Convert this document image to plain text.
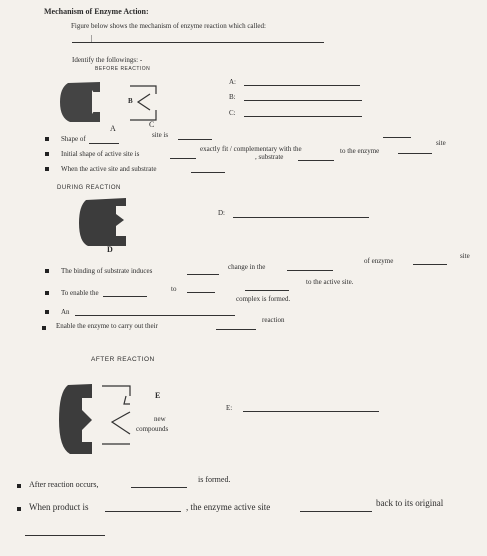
Mechanism of Enzyme Action:
Figure below shows the mechanism of enzyme reaction which called:
|
Identify the followings: -
BEFORE REACTION
B
A	C
A:
B:
C:
Shape of	site is
Initial shape of active site is
exactly fit / complementary with the
site
When the active site and substrate
, substrate
to the enzyme
DURING REACTION
D
D:
The binding of substrate induces	change in the
of enzyme
site
To enable the	to
to the active site.
An
complex is formed.
Enable the enzyme to carry out their
reaction
AFTER REACTION
E
new
compounds
E:
After reaction occurs,
is formed.
When product is	, the enzyme active site	back to its original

__Task prompt__:
Which lines in the entries above contain "active"? Pull each of them out.

__Solution__:
Initial shape of active site is
When the active site and substrate
to the active site.
When product is	, the enzyme active site	back to its original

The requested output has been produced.